> Written task
All lines in which the word "movement" occurs are to be extracted.

> Given entries
------------

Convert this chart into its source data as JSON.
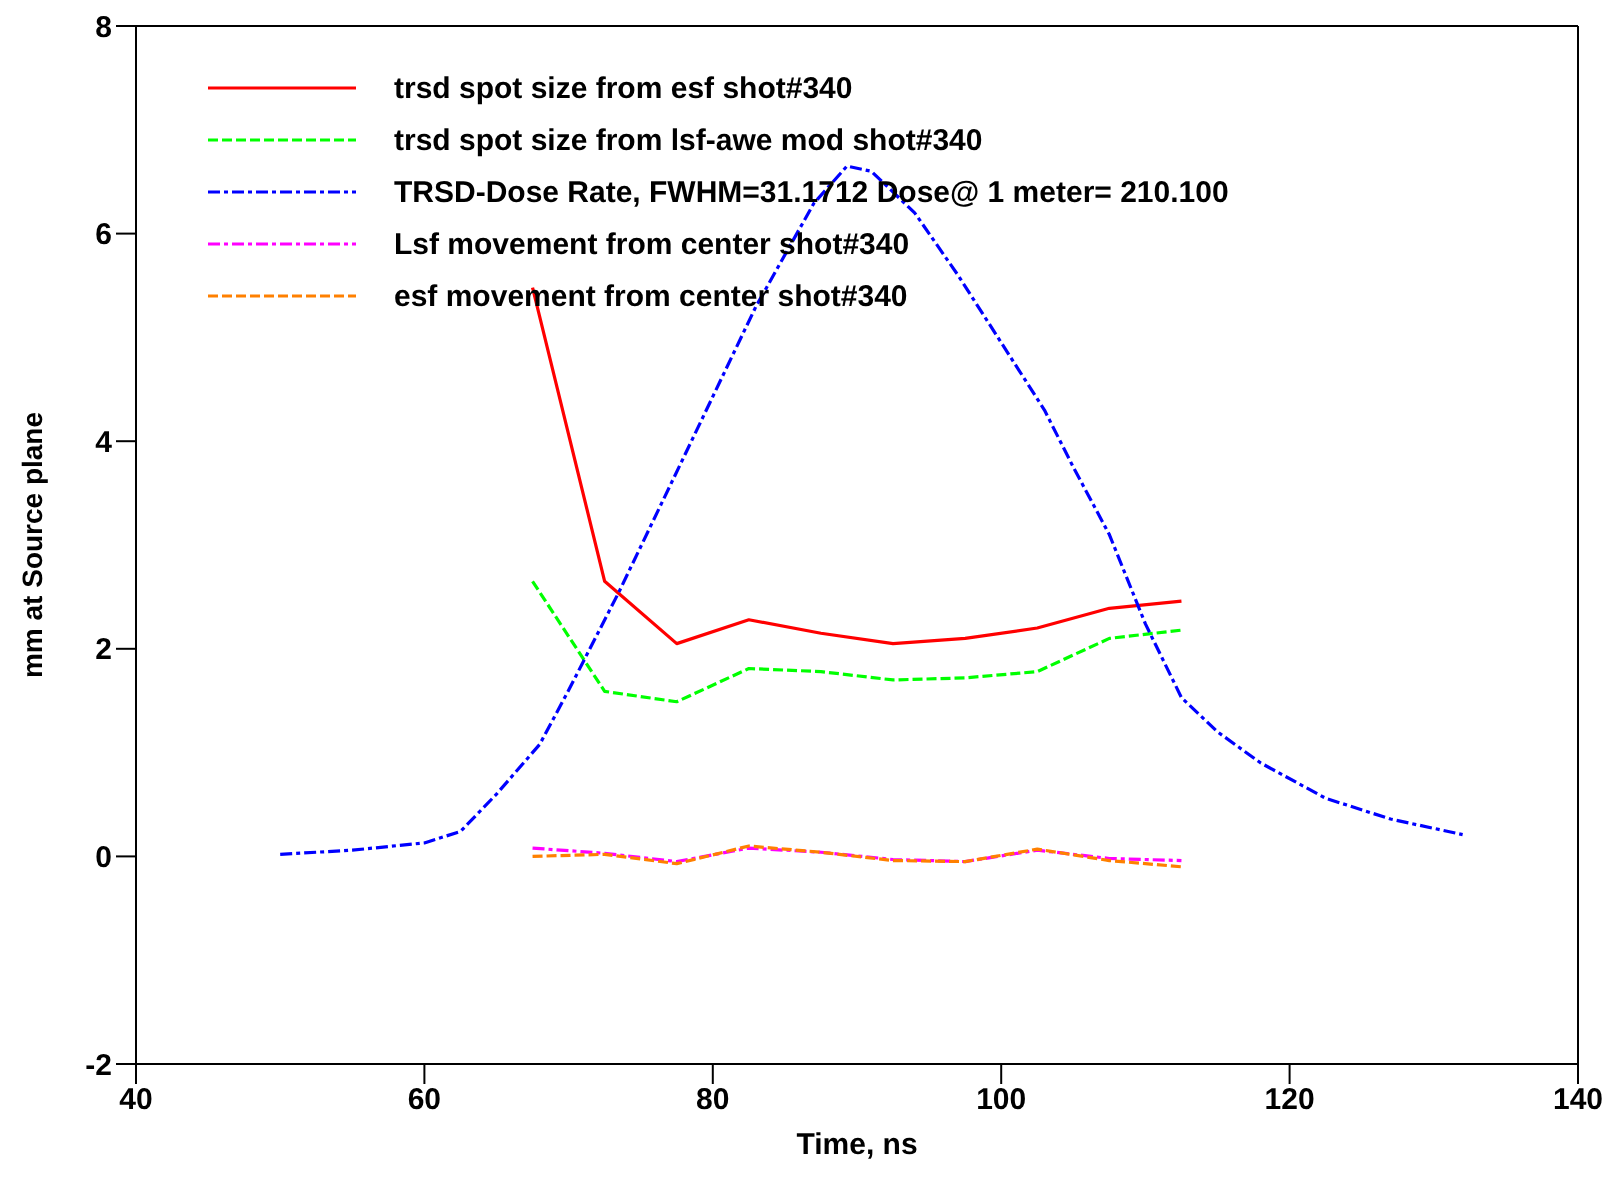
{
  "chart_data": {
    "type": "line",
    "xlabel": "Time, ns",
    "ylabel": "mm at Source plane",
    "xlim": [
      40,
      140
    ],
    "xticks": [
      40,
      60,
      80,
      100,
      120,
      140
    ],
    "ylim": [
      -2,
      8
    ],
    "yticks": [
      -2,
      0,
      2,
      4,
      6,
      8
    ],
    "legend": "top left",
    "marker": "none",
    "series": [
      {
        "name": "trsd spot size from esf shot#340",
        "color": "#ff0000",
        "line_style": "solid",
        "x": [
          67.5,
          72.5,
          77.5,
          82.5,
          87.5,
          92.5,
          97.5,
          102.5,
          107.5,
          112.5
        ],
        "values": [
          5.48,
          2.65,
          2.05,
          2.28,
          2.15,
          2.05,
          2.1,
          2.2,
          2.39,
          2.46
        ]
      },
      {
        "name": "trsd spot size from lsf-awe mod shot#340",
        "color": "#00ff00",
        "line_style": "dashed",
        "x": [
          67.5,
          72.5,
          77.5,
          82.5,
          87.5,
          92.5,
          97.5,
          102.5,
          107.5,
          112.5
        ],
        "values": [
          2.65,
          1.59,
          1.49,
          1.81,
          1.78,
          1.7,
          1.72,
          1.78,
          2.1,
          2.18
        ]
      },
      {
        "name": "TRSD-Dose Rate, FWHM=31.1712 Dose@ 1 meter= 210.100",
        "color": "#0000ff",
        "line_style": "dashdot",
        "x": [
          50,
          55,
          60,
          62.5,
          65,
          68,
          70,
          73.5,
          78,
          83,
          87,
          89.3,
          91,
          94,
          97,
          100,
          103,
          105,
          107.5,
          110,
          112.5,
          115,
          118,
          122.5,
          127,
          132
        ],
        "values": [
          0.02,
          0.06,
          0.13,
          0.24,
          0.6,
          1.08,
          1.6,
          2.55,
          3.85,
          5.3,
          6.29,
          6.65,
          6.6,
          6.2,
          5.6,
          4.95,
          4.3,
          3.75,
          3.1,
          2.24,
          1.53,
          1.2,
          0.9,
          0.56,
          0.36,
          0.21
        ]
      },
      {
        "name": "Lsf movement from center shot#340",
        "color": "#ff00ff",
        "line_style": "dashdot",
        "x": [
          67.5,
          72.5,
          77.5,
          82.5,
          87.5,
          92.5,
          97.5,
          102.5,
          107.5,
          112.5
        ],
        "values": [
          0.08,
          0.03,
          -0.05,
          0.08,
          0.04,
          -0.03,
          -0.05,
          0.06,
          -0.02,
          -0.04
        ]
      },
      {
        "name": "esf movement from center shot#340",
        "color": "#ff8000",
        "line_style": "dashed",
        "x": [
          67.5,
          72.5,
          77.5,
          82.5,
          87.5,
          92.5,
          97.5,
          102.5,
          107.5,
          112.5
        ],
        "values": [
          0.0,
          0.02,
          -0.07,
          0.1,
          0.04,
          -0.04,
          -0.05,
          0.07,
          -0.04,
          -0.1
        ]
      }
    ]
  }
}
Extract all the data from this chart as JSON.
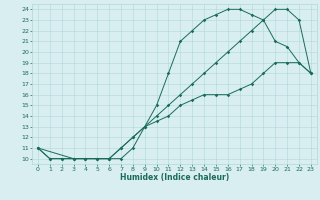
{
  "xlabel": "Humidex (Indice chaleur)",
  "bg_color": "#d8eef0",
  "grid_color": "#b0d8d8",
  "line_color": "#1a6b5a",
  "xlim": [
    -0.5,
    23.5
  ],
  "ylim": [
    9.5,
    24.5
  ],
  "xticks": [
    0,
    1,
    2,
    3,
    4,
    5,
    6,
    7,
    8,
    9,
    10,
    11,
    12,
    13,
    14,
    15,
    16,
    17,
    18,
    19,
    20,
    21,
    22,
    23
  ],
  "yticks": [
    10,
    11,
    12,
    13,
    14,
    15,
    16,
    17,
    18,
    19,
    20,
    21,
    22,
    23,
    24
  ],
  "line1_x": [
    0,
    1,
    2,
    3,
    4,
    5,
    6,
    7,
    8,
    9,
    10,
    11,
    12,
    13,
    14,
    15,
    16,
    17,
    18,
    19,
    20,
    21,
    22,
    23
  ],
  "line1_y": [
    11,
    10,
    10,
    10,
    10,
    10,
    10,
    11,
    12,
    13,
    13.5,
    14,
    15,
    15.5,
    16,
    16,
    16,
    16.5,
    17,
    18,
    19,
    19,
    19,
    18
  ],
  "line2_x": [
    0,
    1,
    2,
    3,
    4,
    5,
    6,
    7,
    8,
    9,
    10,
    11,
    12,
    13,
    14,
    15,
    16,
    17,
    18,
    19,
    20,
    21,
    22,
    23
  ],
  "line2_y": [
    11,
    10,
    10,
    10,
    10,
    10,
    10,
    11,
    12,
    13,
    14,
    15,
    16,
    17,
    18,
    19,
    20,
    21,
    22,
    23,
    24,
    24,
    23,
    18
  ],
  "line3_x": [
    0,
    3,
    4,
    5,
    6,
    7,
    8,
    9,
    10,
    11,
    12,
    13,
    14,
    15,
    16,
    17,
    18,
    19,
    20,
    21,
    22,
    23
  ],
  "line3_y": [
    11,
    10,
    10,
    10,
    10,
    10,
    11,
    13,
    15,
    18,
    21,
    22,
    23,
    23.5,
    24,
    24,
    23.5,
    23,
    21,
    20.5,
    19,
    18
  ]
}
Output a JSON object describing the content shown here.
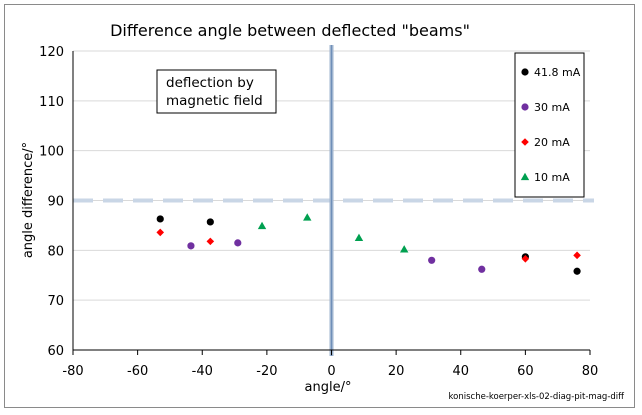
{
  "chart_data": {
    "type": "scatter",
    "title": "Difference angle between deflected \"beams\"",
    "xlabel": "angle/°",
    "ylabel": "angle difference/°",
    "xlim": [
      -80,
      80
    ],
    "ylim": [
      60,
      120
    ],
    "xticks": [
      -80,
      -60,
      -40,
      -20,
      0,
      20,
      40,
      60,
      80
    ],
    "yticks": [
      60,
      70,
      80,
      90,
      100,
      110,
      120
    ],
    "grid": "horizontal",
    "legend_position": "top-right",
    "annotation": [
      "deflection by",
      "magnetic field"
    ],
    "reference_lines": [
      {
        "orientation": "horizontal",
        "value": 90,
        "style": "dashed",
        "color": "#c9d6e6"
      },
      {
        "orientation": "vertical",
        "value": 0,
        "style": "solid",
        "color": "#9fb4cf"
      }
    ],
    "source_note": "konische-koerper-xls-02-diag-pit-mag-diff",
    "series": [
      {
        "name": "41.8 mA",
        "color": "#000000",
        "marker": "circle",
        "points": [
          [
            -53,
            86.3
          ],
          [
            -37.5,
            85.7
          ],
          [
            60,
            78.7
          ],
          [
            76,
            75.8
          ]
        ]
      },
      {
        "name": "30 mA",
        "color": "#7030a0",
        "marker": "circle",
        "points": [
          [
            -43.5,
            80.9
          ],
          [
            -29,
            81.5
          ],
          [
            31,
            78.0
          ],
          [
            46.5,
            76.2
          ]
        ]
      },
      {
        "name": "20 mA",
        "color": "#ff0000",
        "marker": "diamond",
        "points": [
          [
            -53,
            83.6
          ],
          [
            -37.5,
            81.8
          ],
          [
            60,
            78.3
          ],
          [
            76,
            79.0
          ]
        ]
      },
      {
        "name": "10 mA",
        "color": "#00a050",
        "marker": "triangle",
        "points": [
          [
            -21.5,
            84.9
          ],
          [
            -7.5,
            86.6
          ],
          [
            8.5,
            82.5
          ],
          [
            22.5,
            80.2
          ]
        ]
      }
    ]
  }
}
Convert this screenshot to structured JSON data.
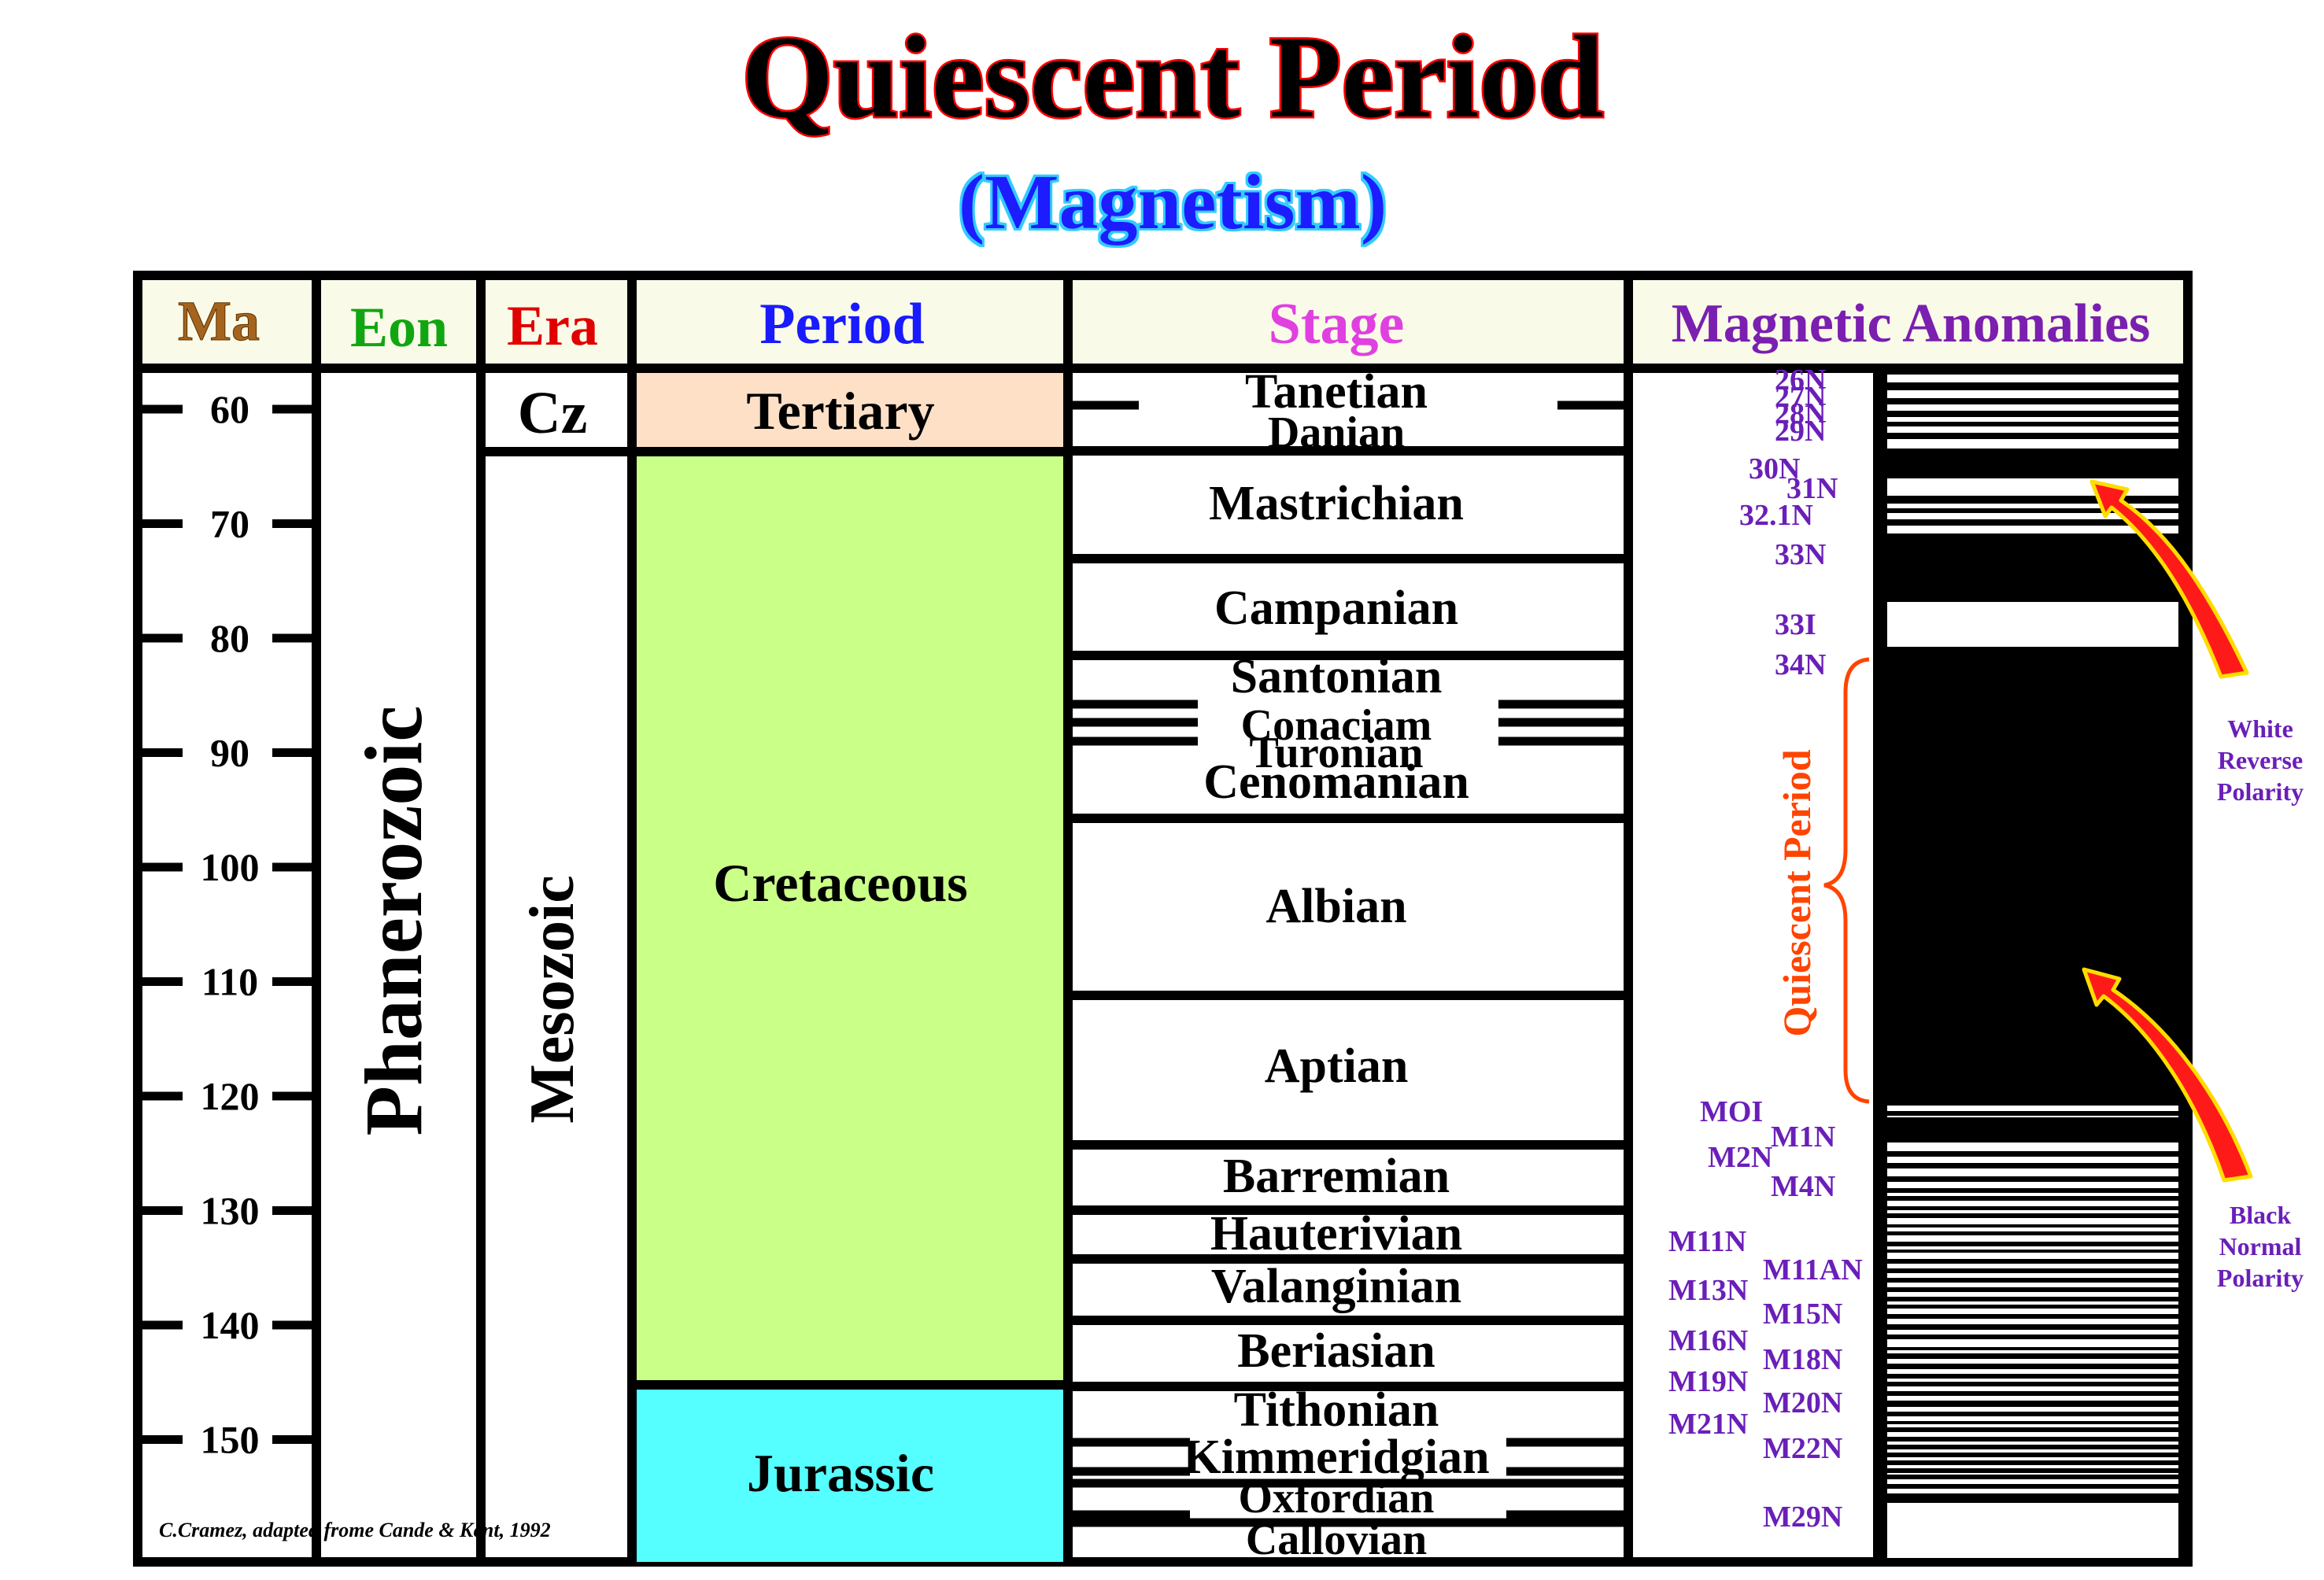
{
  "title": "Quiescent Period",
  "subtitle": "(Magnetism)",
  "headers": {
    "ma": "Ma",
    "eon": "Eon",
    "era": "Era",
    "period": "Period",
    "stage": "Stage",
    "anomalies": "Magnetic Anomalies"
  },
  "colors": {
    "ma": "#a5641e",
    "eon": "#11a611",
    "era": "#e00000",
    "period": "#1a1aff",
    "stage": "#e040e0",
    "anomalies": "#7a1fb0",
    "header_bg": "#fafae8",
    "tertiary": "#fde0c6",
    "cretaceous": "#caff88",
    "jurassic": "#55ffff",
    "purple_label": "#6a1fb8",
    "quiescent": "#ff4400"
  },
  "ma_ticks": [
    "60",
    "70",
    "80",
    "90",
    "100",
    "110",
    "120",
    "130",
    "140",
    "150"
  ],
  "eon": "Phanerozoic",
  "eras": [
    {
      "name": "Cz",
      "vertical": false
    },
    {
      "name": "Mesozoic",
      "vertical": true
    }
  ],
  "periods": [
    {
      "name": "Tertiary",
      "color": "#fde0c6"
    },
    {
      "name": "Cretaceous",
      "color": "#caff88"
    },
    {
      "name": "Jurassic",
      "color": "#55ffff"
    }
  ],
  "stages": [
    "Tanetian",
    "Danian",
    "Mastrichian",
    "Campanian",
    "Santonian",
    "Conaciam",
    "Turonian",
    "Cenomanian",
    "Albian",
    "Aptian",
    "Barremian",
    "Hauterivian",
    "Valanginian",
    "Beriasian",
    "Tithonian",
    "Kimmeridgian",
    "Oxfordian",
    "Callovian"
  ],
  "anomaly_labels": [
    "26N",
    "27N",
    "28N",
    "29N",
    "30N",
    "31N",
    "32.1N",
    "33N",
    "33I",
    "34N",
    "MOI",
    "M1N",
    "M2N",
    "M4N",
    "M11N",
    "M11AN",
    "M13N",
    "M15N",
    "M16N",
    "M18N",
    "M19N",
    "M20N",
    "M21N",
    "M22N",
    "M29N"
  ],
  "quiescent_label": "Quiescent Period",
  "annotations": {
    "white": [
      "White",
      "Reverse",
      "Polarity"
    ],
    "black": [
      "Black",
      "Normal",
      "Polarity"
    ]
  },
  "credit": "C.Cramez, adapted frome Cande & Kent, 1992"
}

------------

> Problem solution
        "name": "Lsf movement from center shot#340",
        "name": "esf movement from center shot#340",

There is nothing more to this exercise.